## BEGIN EXCERPTED RECORDS

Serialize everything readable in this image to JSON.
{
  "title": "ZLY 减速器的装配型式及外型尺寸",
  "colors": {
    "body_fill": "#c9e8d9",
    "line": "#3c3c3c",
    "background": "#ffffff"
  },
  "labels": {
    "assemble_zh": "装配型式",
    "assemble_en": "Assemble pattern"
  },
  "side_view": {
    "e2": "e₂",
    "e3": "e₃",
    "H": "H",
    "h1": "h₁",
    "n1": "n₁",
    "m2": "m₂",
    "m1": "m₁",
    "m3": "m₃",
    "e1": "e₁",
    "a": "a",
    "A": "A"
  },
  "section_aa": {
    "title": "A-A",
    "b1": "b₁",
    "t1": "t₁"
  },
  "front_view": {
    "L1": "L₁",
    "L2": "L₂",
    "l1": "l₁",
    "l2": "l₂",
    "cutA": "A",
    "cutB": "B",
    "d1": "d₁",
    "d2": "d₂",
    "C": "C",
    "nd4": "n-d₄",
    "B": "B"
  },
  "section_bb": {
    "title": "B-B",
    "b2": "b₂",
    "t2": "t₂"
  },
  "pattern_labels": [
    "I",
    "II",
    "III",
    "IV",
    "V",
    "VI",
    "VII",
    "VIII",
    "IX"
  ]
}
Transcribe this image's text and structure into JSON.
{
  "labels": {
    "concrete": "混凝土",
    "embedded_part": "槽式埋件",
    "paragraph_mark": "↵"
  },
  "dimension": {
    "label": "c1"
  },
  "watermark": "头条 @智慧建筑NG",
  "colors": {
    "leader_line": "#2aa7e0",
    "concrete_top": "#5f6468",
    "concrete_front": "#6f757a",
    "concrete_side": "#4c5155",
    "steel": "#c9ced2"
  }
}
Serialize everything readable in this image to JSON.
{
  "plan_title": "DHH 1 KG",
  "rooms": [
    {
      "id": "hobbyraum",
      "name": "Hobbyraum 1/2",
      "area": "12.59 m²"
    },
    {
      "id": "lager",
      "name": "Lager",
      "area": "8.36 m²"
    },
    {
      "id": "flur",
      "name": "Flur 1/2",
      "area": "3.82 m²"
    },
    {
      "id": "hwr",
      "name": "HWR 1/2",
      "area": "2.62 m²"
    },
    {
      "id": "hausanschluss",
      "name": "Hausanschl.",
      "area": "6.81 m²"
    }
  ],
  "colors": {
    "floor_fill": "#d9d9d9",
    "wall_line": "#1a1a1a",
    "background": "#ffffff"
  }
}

## END EXCERPTED RECORDS

## [STATED TASK]
Take the listing above and set it down exactly.

## [SOLUTION FOR THIS PROBLEM]
Serialize everything readable in this image to JSON.
{
  "title": "ZLY 减速器的装配型式及外型尺寸",
  "colors": {
    "body_fill": "#c9e8d9",
    "line": "#3c3c3c",
    "background": "#ffffff"
  },
  "labels": {
    "assemble_zh": "装配型式",
    "assemble_en": "Assemble pattern"
  },
  "side_view": {
    "e2": "e₂",
    "e3": "e₃",
    "H": "H",
    "h1": "h₁",
    "n1": "n₁",
    "m2": "m₂",
    "m1": "m₁",
    "m3": "m₃",
    "e1": "e₁",
    "a": "a",
    "A": "A"
  },
  "section_aa": {
    "title": "A-A",
    "b1": "b₁",
    "t1": "t₁"
  },
  "front_view": {
    "L1": "L₁",
    "L2": "L₂",
    "l1": "l₁",
    "l2": "l₂",
    "cutA": "A",
    "cutB": "B",
    "d1": "d₁",
    "d2": "d₂",
    "C": "C",
    "nd4": "n-d₄",
    "B": "B"
  },
  "section_bb": {
    "title": "B-B",
    "b2": "b₂",
    "t2": "t₂"
  },
  "pattern_labels": [
    "I",
    "II",
    "III",
    "IV",
    "V",
    "VI",
    "VII",
    "VIII",
    "IX"
  ]
}
Transcribe this image's text and structure into JSON.
{
  "labels": {
    "concrete": "混凝土",
    "embedded_part": "槽式埋件",
    "paragraph_mark": "↵"
  },
  "dimension": {
    "label": "c1"
  },
  "watermark": "头条 @智慧建筑NG",
  "colors": {
    "leader_line": "#2aa7e0",
    "concrete_top": "#5f6468",
    "concrete_front": "#6f757a",
    "concrete_side": "#4c5155",
    "steel": "#c9ced2"
  }
}
Serialize everything readable in this image to JSON.
{
  "plan_title": "DHH 1 KG",
  "rooms": [
    {
      "id": "hobbyraum",
      "name": "Hobbyraum 1/2",
      "area": "12.59 m²"
    },
    {
      "id": "lager",
      "name": "Lager",
      "area": "8.36 m²"
    },
    {
      "id": "flur",
      "name": "Flur 1/2",
      "area": "3.82 m²"
    },
    {
      "id": "hwr",
      "name": "HWR 1/2",
      "area": "2.62 m²"
    },
    {
      "id": "hausanschluss",
      "name": "Hausanschl.",
      "area": "6.81 m²"
    }
  ],
  "colors": {
    "floor_fill": "#d9d9d9",
    "wall_line": "#1a1a1a",
    "background": "#ffffff"
  }
}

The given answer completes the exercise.